Recorded data:

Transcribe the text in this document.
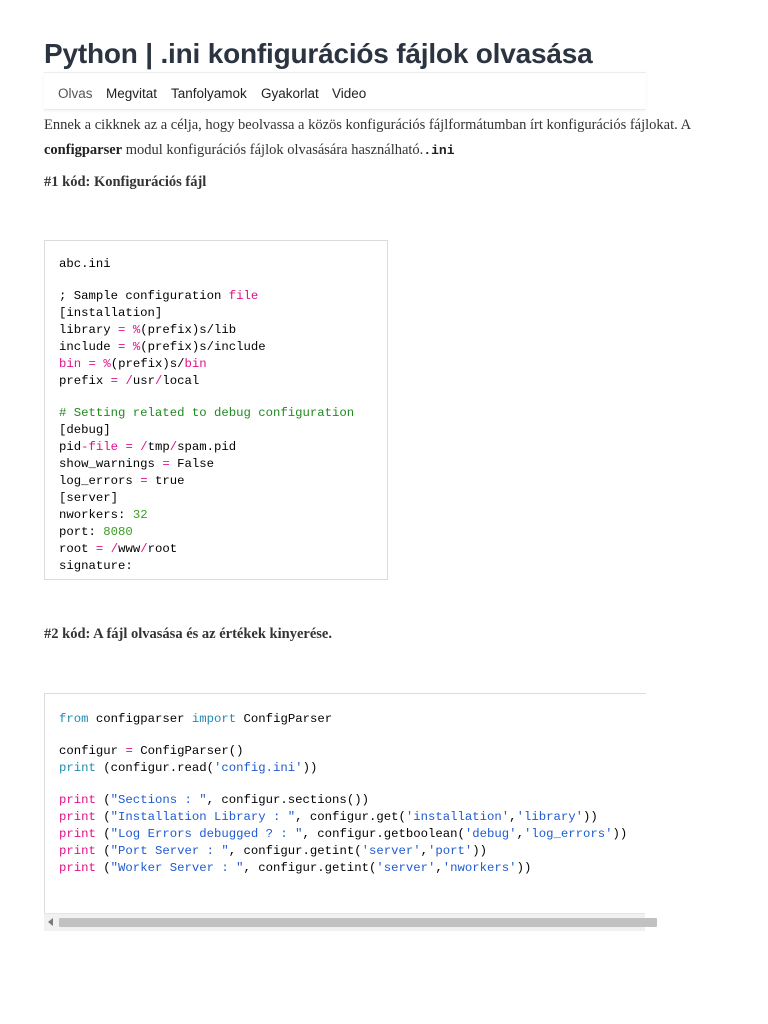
Python | .ini konfigurációs fájlok olvasása
Olvas Megvitat Tanfolyamok Gyakorlat Video

Ennek a cikknek az a célja, hogy beolvassa a közös konfigurációs fájlformátumban írt konfigurációs fájlokat. A configparser modul konfigurációs fájlok olvasására használható..ini

#1 kód: Konfigurációs fájl
abc.ini
; Sample configuration file
[installation]
library = %(prefix)s/lib
include = %(prefix)s/include
bin = %(prefix)s/bin
prefix = /usr/local
# Setting related to debug configuration
[debug]
pid-file = /tmp/spam.pid
show_warnings = False
log_errors = true
[server]
nworkers: 32
port: 8080
root = /www/root
signature:
#2 kód: A fájl olvasása és az értékek kinyerése.
from configparser import ConfigParser
configur = ConfigParser()
print (configur.read('config.ini'))
print ("Sections : ", configur.sections())
print ("Installation Library : ", configur.get('installation','library'))
print ("Log Errors debugged ? : ", configur.getboolean('debug','log_errors'))
print ("Port Server : ", configur.getint('server','port'))
print ("Worker Server : ", configur.getint('server','nworkers'))
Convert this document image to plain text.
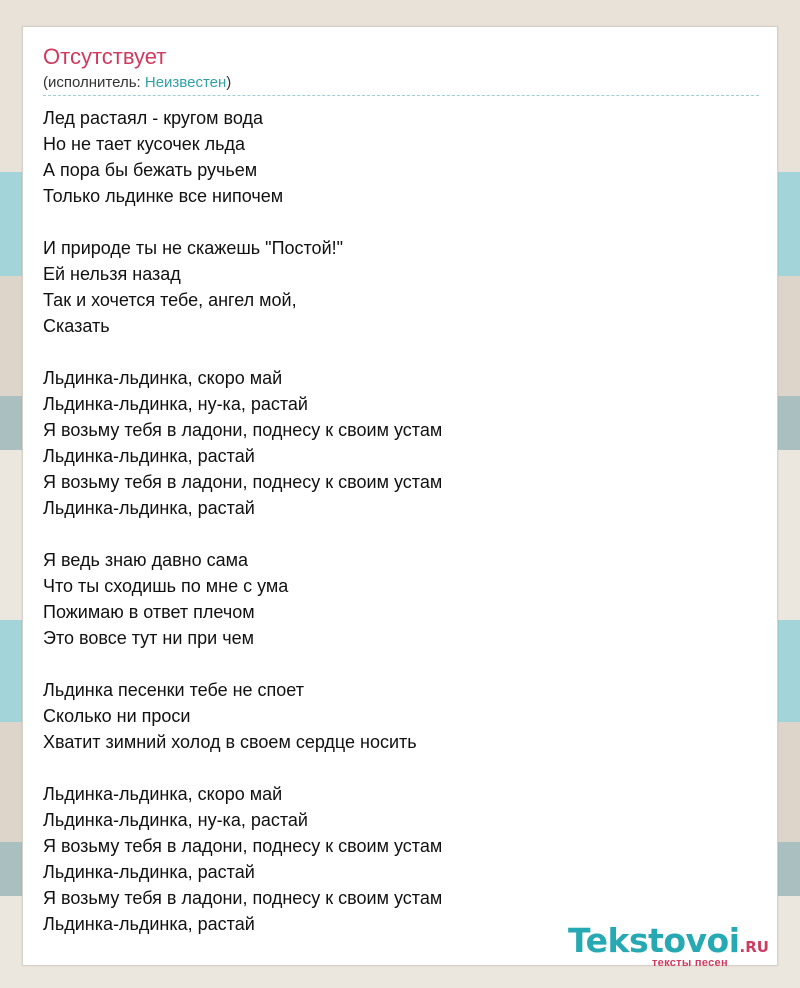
Отсутствует
(исполнитель: Неизвестен)
Лед растаял - кругом вода
Но не тает кусочек льда
А пора бы бежать ручьем
Только льдинке все нипочем
И природе ты не скажешь "Постой!"
Ей нельзя назад
Так и хочется тебе, ангел мой,
Сказать
Льдинка-льдинка, скоро май
Льдинка-льдинка, ну-ка, растай
Я возьму тебя в ладони, поднесу к своим устам
Льдинка-льдинка, растай
Я возьму тебя в ладони, поднесу к своим устам
Льдинка-льдинка, растай
Я ведь знаю давно сама
Что ты сходишь по мне с ума
Пожимаю в ответ плечом
Это вовсе тут ни при чем
Льдинка песенки тебе не споет
Сколько ни проси
Хватит зимний холод в своем сердце носить
Льдинка-льдинка, скоро май
Льдинка-льдинка, ну-ка, растай
Я возьму тебя в ладони, поднесу к своим устам
Льдинка-льдинка, растай
Я возьму тебя в ладони, поднесу к своим устам
Льдинка-льдинка, растай	Tekstovoi.RU
тексты песен
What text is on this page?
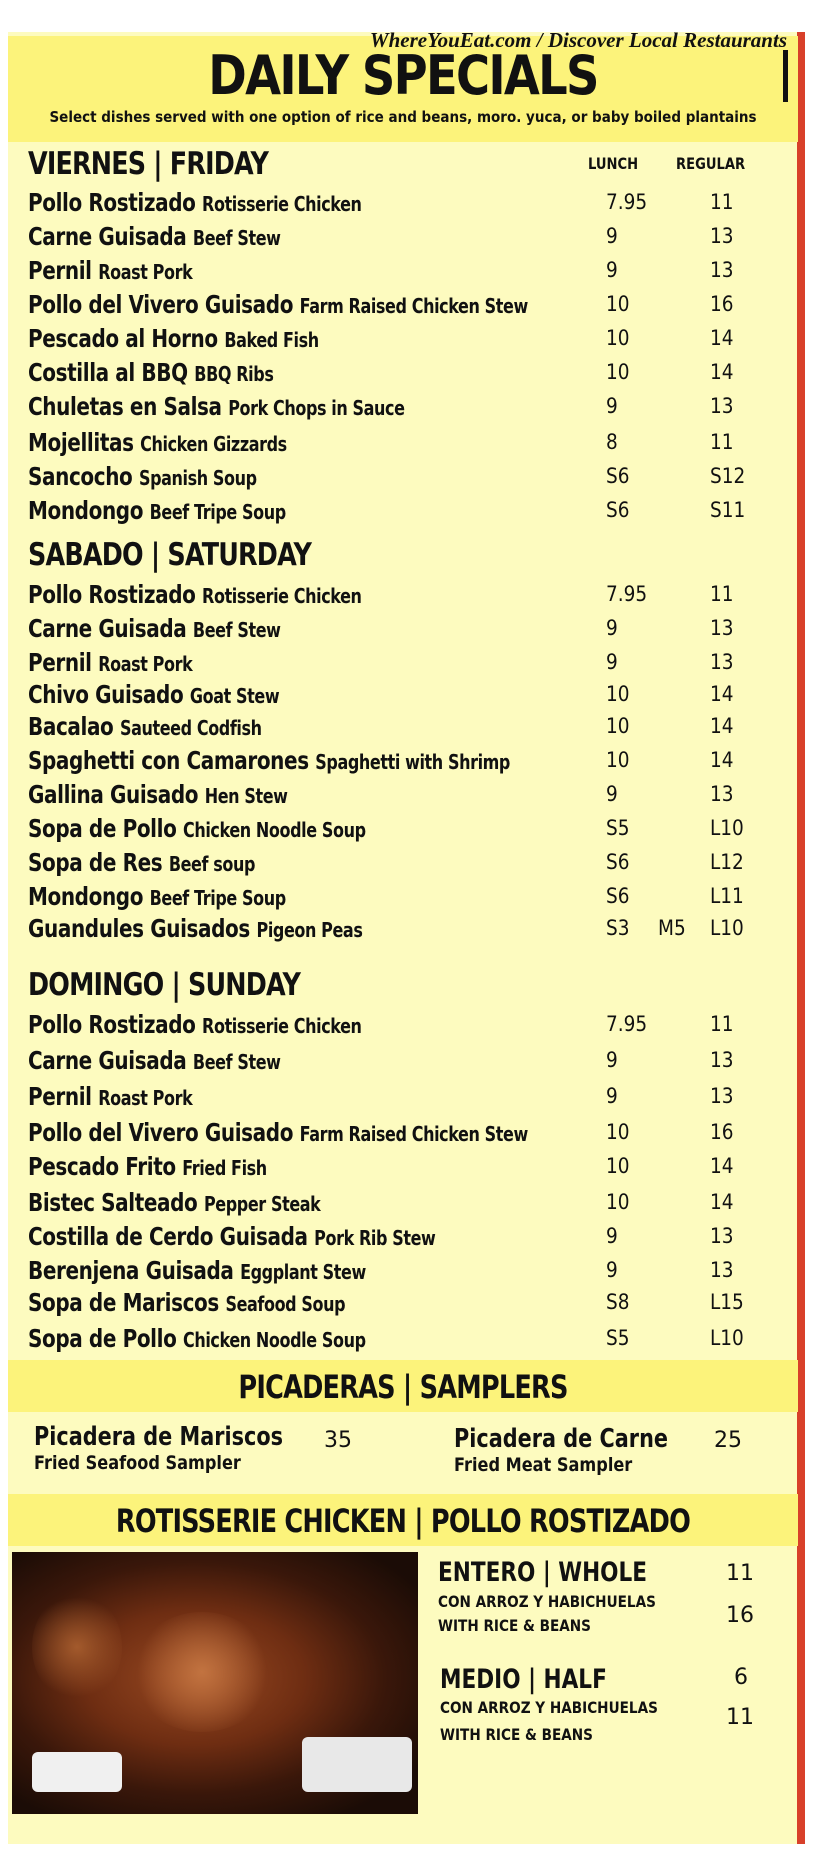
WhereYouEat.com / Discover Local Restaurants
DAILY SPECIALS
Select dishes served with one option of rice and beans, moro. yuca, or baby boiled plantains
VIERNES | FRIDAY	LUNCH REGULAR
Pollo Rostizado Rotisserie Chicken	7.95	11
Carne Guisada Beef Stew	9	13
Pernil Roast Pork	9	13
Pollo del Vivero Guisado Farm Raised Chicken Stew	10	16
Pescado al Horno Baked Fish	10	14
Costilla al BBQ BBQ Ribs	10	14
Chuletas en Salsa Pork Chops in Sauce	9	13
Mojellitas Chicken Gizzards	8	11
Sancocho Spanish Soup	S6	S12
Mondongo Beef Tripe Soup	S6	S11
SABADO | SATURDAY
Pollo Rostizado Rotisserie Chicken	7.95	11
Carne Guisada Beef Stew	9	13
Pernil Roast Pork	9	13
Chivo Guisado Goat Stew	10	14
Bacalao Sauteed Codfish	10	14
Spaghetti con Camarones Spaghetti with Shrimp	10	14
Gallina Guisado Hen Stew	9	13
Sopa de Pollo Chicken Noodle Soup	S5	L10
Sopa de Res Beef soup	S6	L12
Mondongo Beef Tripe Soup	S6	L11
Guandules Guisados Pigeon Peas	S3 M5 L10
DOMINGO | SUNDAY
Pollo Rostizado Rotisserie Chicken	7.95	11
Carne Guisada Beef Stew	9	13
Pernil Roast Pork	9	13
Pollo del Vivero Guisado Farm Raised Chicken Stew	10	16
Pescado Frito Fried Fish	10	14
Bistec Salteado Pepper Steak	10	14
Costilla de Cerdo Guisada Pork Rib Stew	9	13
Berenjena Guisada Eggplant Stew	9	13
Sopa de Mariscos Seafood Soup	S8	L15
Sopa de Pollo Chicken Noodle Soup	S5	L10
PICADERAS | SAMPLERS
Picadera de Mariscos
Fried Seafood Sampler
35	Picadera de Carne
Fried Meat Sampler
25
ROTISSERIE CHICKEN | POLLO ROSTIZADO
ENTERO | WHOLE	11
CON ARROZ Y HABICHUELAS
WITH RICE & BEANS	16
MEDIO | HALF	6
CON ARROZ Y HABICHUELAS
WITH RICE & BEANS
11
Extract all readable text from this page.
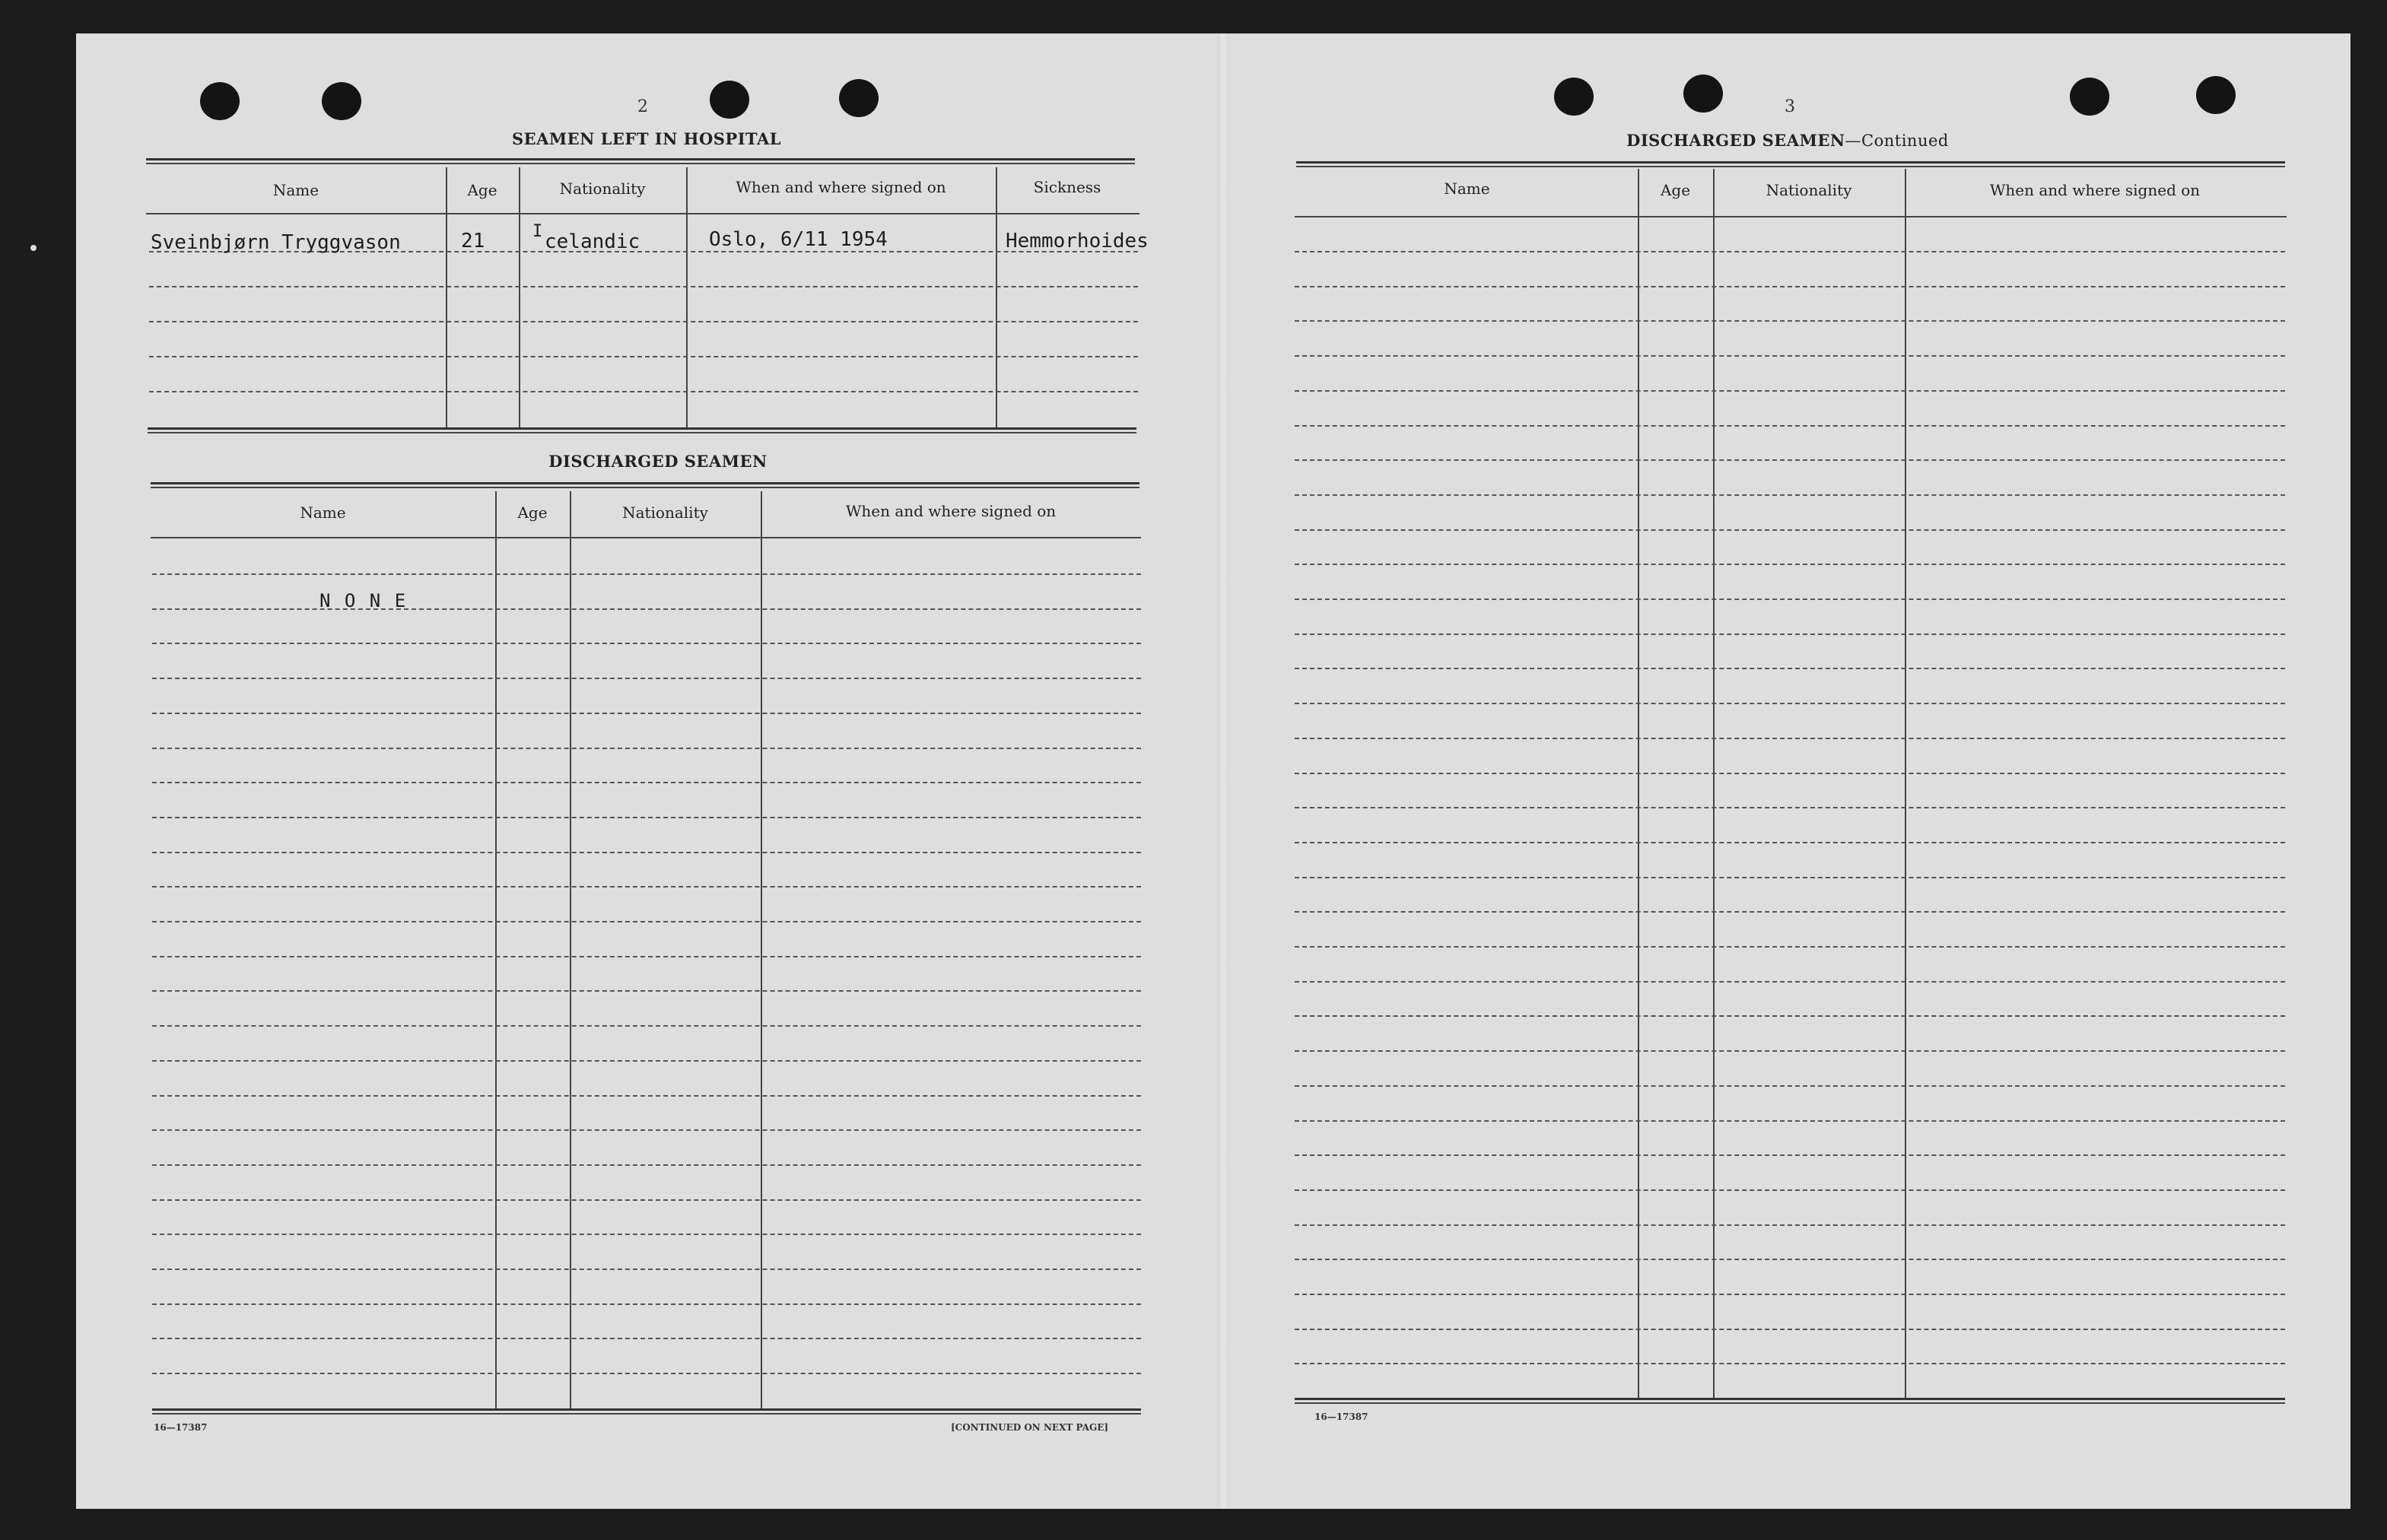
2
SEAMEN LEFT IN HOSPITAL
Name	Age	Nationality	When and where signed on	Sickness
Sveinbjørn Tryggvason	21	I celandic	Oslo, 6/11 1954	Hemmorhoides
DISCHARGED SEAMEN
Name	Age	Nationality	When and where signed on
N O N E
16—17387	[CONTINUED ON NEXT PAGE]
3
DISCHARGED SEAMEN—Continued
Name	Age	Nationality	When and where signed on
16—17387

§ Exercise goal:
Each line in the records above should be reproduced exactly; images are not copied.

§ Task result:
Transcribe the text in this document.
Python | .ini konfigurációs fájlok olvasása
Olvas Megvitat Tanfolyamok Gyakorlat Video

Ennek a cikknek az a célja, hogy beolvassa a közös konfigurációs fájlformátumban írt konfigurációs fájlokat. A configparser modul konfigurációs fájlok olvasására használható..ini

#1 kód: Konfigurációs fájl
abc.ini
; Sample configuration file
[installation]
library = %(prefix)s/lib
include = %(prefix)s/include
bin = %(prefix)s/bin
prefix = /usr/local
# Setting related to debug configuration
[debug]
pid-file = /tmp/spam.pid
show_warnings = False
log_errors = true
[server]
nworkers: 32
port: 8080
root = /www/root
signature:
#2 kód: A fájl olvasása és az értékek kinyerése.
from configparser import ConfigParser
configur = ConfigParser()
print (configur.read('config.ini'))
print ("Sections : ", configur.sections())
print ("Installation Library : ", configur.get('installation','library'))
print ("Log Errors debugged ? : ", configur.getboolean('debug','log_errors'))
print ("Port Server : ", configur.getint('server','port'))
print ("Worker Server : ", configur.getint('server','nworkers'))
Convert this document image to plain text.
Отсутствует
(исполнитель: Неизвестен)
Лед растаял - кругом вода
Но не тает кусочек льда
А пора бы бежать ручьем
Только льдинке все нипочем
И природе ты не скажешь "Постой!"
Ей нельзя назад
Так и хочется тебе, ангел мой,
Сказать
Льдинка-льдинка, скоро май
Льдинка-льдинка, ну-ка, растай
Я возьму тебя в ладони, поднесу к своим устам
Льдинка-льдинка, растай
Я возьму тебя в ладони, поднесу к своим устам
Льдинка-льдинка, растай
Я ведь знаю давно сама
Что ты сходишь по мне с ума
Пожимаю в ответ плечом
Это вовсе тут ни при чем
Льдинка песенки тебе не споет
Сколько ни проси
Хватит зимний холод в своем сердце носить
Льдинка-льдинка, скоро май
Льдинка-льдинка, ну-ка, растай
Я возьму тебя в ладони, поднесу к своим устам
Льдинка-льдинка, растай
Я возьму тебя в ладони, поднесу к своим устам
Льдинка-льдинка, растай	Tekstovoi.RU
тексты песен
What text is on this page?
WhereYouEat.com / Discover Local Restaurants
DAILY SPECIALS
Select dishes served with one option of rice and beans, moro. yuca, or baby boiled plantains
VIERNES | FRIDAY	LUNCH REGULAR
Pollo Rostizado Rotisserie Chicken	7.95	11
Carne Guisada Beef Stew	9	13
Pernil Roast Pork	9	13
Pollo del Vivero Guisado Farm Raised Chicken Stew	10	16
Pescado al Horno Baked Fish	10	14
Costilla al BBQ BBQ Ribs	10	14
Chuletas en Salsa Pork Chops in Sauce	9	13
Mojellitas Chicken Gizzards	8	11
Sancocho Spanish Soup	S6	S12
Mondongo Beef Tripe Soup	S6	S11
SABADO | SATURDAY
Pollo Rostizado Rotisserie Chicken	7.95	11
Carne Guisada Beef Stew	9	13
Pernil Roast Pork	9	13
Chivo Guisado Goat Stew	10	14
Bacalao Sauteed Codfish	10	14
Spaghetti con Camarones Spaghetti with Shrimp	10	14
Gallina Guisado Hen Stew	9	13
Sopa de Pollo Chicken Noodle Soup	S5	L10
Sopa de Res Beef soup	S6	L12
Mondongo Beef Tripe Soup	S6	L11
Guandules Guisados Pigeon Peas	S3 M5 L10
DOMINGO | SUNDAY
Pollo Rostizado Rotisserie Chicken	7.95	11
Carne Guisada Beef Stew	9	13
Pernil Roast Pork	9	13
Pollo del Vivero Guisado Farm Raised Chicken Stew	10	16
Pescado Frito Fried Fish	10	14
Bistec Salteado Pepper Steak	10	14
Costilla de Cerdo Guisada Pork Rib Stew	9	13
Berenjena Guisada Eggplant Stew	9	13
Sopa de Mariscos Seafood Soup	S8	L15
Sopa de Pollo Chicken Noodle Soup	S5	L10
PICADERAS | SAMPLERS
Picadera de Mariscos
Fried Seafood Sampler
35	Picadera de Carne
Fried Meat Sampler
25
ROTISSERIE CHICKEN | POLLO ROSTIZADO
ENTERO | WHOLE	11
CON ARROZ Y HABICHUELAS
WITH RICE & BEANS	16
MEDIO | HALF	6
CON ARROZ Y HABICHUELAS
WITH RICE & BEANS
11
Extract all readable text from this page.
2
SEAMEN LEFT IN HOSPITAL
Name	Age	Nationality	When and where signed on	Sickness
Sveinbjørn Tryggvason	21	I celandic	Oslo, 6/11 1954	Hemmorhoides
DISCHARGED SEAMEN
Name	Age	Nationality	When and where signed on
N O N E
16—17387	[CONTINUED ON NEXT PAGE]
3
DISCHARGED SEAMEN—Continued
Name	Age	Nationality	When and where signed on
16—17387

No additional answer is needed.